#### Required task:
Make an exact copy of the listing below.

#### Stored data:
=-=-=

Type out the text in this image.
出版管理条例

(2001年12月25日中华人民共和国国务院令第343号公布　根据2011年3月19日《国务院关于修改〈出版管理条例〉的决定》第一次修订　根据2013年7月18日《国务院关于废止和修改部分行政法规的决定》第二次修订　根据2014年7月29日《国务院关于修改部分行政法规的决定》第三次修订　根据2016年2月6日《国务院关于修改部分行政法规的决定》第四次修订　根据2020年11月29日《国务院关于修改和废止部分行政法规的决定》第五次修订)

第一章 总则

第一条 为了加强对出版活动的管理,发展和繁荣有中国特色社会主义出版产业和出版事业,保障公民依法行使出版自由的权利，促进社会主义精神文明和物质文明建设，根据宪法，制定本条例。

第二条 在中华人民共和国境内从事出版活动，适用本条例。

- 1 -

=-=-=

#### Final answer:
Type out the text in this image.
出版管理条例

(2001年12月25日中华人民共和国国务院令第343号公布　根据2011年3月19日《国务院关于修改〈出版管理条例〉的决定》第一次修订　根据2013年7月18日《国务院关于废止和修改部分行政法规的决定》第二次修订　根据2014年7月29日《国务院关于修改部分行政法规的决定》第三次修订　根据2016年2月6日《国务院关于修改部分行政法规的决定》第四次修订　根据2020年11月29日《国务院关于修改和废止部分行政法规的决定》第五次修订)

第一章 总则

第一条 为了加强对出版活动的管理,发展和繁荣有中国特色社会主义出版产业和出版事业,保障公民依法行使出版自由的权利，促进社会主义精神文明和物质文明建设，根据宪法，制定本条例。

第二条 在中华人民共和国境内从事出版活动，适用本条例。

- 1 -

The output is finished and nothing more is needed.